# REQUIRED WORK
Copy the entries below exactly. Images do not belong in the copy.
────────────────
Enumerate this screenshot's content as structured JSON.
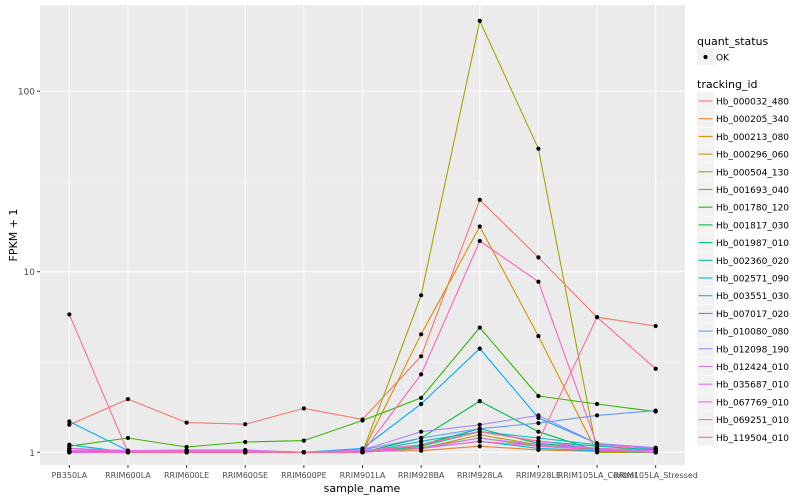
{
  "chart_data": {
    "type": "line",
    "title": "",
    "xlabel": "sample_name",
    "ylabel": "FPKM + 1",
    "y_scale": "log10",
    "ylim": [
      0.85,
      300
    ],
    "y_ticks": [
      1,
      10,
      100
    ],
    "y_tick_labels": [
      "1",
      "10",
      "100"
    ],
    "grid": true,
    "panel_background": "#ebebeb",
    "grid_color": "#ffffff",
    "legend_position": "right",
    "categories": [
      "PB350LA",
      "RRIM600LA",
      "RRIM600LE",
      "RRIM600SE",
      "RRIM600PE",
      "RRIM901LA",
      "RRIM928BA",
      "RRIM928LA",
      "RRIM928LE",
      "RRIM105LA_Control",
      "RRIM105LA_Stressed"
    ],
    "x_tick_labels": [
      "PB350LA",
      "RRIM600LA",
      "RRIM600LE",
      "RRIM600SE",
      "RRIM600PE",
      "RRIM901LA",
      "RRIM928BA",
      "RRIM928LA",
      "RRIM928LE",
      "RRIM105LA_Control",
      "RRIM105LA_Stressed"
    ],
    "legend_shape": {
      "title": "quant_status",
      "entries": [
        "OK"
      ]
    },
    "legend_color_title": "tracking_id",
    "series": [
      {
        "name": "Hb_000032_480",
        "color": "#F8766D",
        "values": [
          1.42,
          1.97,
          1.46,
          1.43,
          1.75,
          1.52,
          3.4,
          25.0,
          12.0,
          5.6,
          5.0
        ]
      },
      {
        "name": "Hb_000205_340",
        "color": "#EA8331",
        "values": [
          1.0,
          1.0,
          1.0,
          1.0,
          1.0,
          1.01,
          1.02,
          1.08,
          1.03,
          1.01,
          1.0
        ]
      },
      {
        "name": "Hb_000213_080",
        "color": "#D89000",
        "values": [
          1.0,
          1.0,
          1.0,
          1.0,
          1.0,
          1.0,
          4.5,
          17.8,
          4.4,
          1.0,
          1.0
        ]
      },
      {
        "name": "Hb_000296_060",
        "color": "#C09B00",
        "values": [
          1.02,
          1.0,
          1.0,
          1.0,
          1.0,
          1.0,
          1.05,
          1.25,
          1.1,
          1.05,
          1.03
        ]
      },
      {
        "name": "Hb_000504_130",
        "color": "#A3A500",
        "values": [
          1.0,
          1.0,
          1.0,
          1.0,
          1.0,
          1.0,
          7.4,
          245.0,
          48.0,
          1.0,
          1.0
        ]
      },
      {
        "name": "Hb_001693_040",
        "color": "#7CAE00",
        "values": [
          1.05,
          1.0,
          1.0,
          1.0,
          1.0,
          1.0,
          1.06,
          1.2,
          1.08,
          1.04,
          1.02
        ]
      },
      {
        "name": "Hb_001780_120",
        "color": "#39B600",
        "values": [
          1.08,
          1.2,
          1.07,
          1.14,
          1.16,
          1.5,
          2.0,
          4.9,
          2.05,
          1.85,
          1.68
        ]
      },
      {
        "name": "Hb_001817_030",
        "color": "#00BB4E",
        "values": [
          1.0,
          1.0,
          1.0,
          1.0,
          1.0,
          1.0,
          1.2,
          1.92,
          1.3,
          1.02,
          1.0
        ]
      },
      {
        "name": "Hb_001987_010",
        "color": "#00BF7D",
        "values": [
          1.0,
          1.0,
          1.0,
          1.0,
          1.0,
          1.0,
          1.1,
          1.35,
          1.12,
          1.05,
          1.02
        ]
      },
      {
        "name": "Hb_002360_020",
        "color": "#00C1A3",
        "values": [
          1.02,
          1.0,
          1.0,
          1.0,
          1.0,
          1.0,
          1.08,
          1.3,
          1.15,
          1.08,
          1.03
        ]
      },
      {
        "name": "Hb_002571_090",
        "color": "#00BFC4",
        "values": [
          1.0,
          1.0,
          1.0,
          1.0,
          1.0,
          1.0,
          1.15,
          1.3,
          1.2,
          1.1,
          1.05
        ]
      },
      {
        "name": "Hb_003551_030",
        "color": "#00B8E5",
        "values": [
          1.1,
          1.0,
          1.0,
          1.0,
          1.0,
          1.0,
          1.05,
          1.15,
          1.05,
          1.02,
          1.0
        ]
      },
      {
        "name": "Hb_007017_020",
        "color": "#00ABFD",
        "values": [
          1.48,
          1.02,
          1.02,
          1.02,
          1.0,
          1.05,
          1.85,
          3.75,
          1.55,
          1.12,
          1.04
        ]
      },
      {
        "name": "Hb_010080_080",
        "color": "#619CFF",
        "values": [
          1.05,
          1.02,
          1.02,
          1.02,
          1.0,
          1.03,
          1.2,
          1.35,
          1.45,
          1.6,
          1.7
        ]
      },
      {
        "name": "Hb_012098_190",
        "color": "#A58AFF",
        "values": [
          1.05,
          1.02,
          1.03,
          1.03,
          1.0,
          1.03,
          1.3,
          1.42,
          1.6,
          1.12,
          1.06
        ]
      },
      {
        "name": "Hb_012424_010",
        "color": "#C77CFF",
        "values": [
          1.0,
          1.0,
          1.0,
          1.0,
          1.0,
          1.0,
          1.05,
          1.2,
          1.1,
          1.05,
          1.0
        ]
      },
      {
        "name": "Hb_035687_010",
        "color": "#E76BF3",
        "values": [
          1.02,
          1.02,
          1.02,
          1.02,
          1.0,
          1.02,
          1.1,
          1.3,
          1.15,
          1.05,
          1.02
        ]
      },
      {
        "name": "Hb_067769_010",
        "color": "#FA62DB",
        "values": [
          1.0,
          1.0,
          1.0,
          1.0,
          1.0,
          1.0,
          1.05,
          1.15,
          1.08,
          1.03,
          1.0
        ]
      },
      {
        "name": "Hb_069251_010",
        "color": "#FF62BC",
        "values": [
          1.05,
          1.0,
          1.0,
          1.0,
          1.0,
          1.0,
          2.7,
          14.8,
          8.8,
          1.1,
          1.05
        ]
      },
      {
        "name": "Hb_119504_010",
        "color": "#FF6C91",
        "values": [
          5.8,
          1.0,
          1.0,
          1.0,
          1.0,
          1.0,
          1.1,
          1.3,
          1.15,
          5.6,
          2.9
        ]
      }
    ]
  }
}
────────────────
# EXPECTED ANSWER
Enumerate this screenshot's content as structured JSON.
{
  "chart_data": {
    "type": "line",
    "title": "",
    "xlabel": "sample_name",
    "ylabel": "FPKM + 1",
    "y_scale": "log10",
    "ylim": [
      0.85,
      300
    ],
    "y_ticks": [
      1,
      10,
      100
    ],
    "y_tick_labels": [
      "1",
      "10",
      "100"
    ],
    "grid": true,
    "panel_background": "#ebebeb",
    "grid_color": "#ffffff",
    "legend_position": "right",
    "categories": [
      "PB350LA",
      "RRIM600LA",
      "RRIM600LE",
      "RRIM600SE",
      "RRIM600PE",
      "RRIM901LA",
      "RRIM928BA",
      "RRIM928LA",
      "RRIM928LE",
      "RRIM105LA_Control",
      "RRIM105LA_Stressed"
    ],
    "x_tick_labels": [
      "PB350LA",
      "RRIM600LA",
      "RRIM600LE",
      "RRIM600SE",
      "RRIM600PE",
      "RRIM901LA",
      "RRIM928BA",
      "RRIM928LA",
      "RRIM928LE",
      "RRIM105LA_Control",
      "RRIM105LA_Stressed"
    ],
    "legend_shape": {
      "title": "quant_status",
      "entries": [
        "OK"
      ]
    },
    "legend_color_title": "tracking_id",
    "series": [
      {
        "name": "Hb_000032_480",
        "color": "#F8766D",
        "values": [
          1.42,
          1.97,
          1.46,
          1.43,
          1.75,
          1.52,
          3.4,
          25.0,
          12.0,
          5.6,
          5.0
        ]
      },
      {
        "name": "Hb_000205_340",
        "color": "#EA8331",
        "values": [
          1.0,
          1.0,
          1.0,
          1.0,
          1.0,
          1.01,
          1.02,
          1.08,
          1.03,
          1.01,
          1.0
        ]
      },
      {
        "name": "Hb_000213_080",
        "color": "#D89000",
        "values": [
          1.0,
          1.0,
          1.0,
          1.0,
          1.0,
          1.0,
          4.5,
          17.8,
          4.4,
          1.0,
          1.0
        ]
      },
      {
        "name": "Hb_000296_060",
        "color": "#C09B00",
        "values": [
          1.02,
          1.0,
          1.0,
          1.0,
          1.0,
          1.0,
          1.05,
          1.25,
          1.1,
          1.05,
          1.03
        ]
      },
      {
        "name": "Hb_000504_130",
        "color": "#A3A500",
        "values": [
          1.0,
          1.0,
          1.0,
          1.0,
          1.0,
          1.0,
          7.4,
          245.0,
          48.0,
          1.0,
          1.0
        ]
      },
      {
        "name": "Hb_001693_040",
        "color": "#7CAE00",
        "values": [
          1.05,
          1.0,
          1.0,
          1.0,
          1.0,
          1.0,
          1.06,
          1.2,
          1.08,
          1.04,
          1.02
        ]
      },
      {
        "name": "Hb_001780_120",
        "color": "#39B600",
        "values": [
          1.08,
          1.2,
          1.07,
          1.14,
          1.16,
          1.5,
          2.0,
          4.9,
          2.05,
          1.85,
          1.68
        ]
      },
      {
        "name": "Hb_001817_030",
        "color": "#00BB4E",
        "values": [
          1.0,
          1.0,
          1.0,
          1.0,
          1.0,
          1.0,
          1.2,
          1.92,
          1.3,
          1.02,
          1.0
        ]
      },
      {
        "name": "Hb_001987_010",
        "color": "#00BF7D",
        "values": [
          1.0,
          1.0,
          1.0,
          1.0,
          1.0,
          1.0,
          1.1,
          1.35,
          1.12,
          1.05,
          1.02
        ]
      },
      {
        "name": "Hb_002360_020",
        "color": "#00C1A3",
        "values": [
          1.02,
          1.0,
          1.0,
          1.0,
          1.0,
          1.0,
          1.08,
          1.3,
          1.15,
          1.08,
          1.03
        ]
      },
      {
        "name": "Hb_002571_090",
        "color": "#00BFC4",
        "values": [
          1.0,
          1.0,
          1.0,
          1.0,
          1.0,
          1.0,
          1.15,
          1.3,
          1.2,
          1.1,
          1.05
        ]
      },
      {
        "name": "Hb_003551_030",
        "color": "#00B8E5",
        "values": [
          1.1,
          1.0,
          1.0,
          1.0,
          1.0,
          1.0,
          1.05,
          1.15,
          1.05,
          1.02,
          1.0
        ]
      },
      {
        "name": "Hb_007017_020",
        "color": "#00ABFD",
        "values": [
          1.48,
          1.02,
          1.02,
          1.02,
          1.0,
          1.05,
          1.85,
          3.75,
          1.55,
          1.12,
          1.04
        ]
      },
      {
        "name": "Hb_010080_080",
        "color": "#619CFF",
        "values": [
          1.05,
          1.02,
          1.02,
          1.02,
          1.0,
          1.03,
          1.2,
          1.35,
          1.45,
          1.6,
          1.7
        ]
      },
      {
        "name": "Hb_012098_190",
        "color": "#A58AFF",
        "values": [
          1.05,
          1.02,
          1.03,
          1.03,
          1.0,
          1.03,
          1.3,
          1.42,
          1.6,
          1.12,
          1.06
        ]
      },
      {
        "name": "Hb_012424_010",
        "color": "#C77CFF",
        "values": [
          1.0,
          1.0,
          1.0,
          1.0,
          1.0,
          1.0,
          1.05,
          1.2,
          1.1,
          1.05,
          1.0
        ]
      },
      {
        "name": "Hb_035687_010",
        "color": "#E76BF3",
        "values": [
          1.02,
          1.02,
          1.02,
          1.02,
          1.0,
          1.02,
          1.1,
          1.3,
          1.15,
          1.05,
          1.02
        ]
      },
      {
        "name": "Hb_067769_010",
        "color": "#FA62DB",
        "values": [
          1.0,
          1.0,
          1.0,
          1.0,
          1.0,
          1.0,
          1.05,
          1.15,
          1.08,
          1.03,
          1.0
        ]
      },
      {
        "name": "Hb_069251_010",
        "color": "#FF62BC",
        "values": [
          1.05,
          1.0,
          1.0,
          1.0,
          1.0,
          1.0,
          2.7,
          14.8,
          8.8,
          1.1,
          1.05
        ]
      },
      {
        "name": "Hb_119504_010",
        "color": "#FF6C91",
        "values": [
          5.8,
          1.0,
          1.0,
          1.0,
          1.0,
          1.0,
          1.1,
          1.3,
          1.15,
          5.6,
          2.9
        ]
      }
    ]
  }
}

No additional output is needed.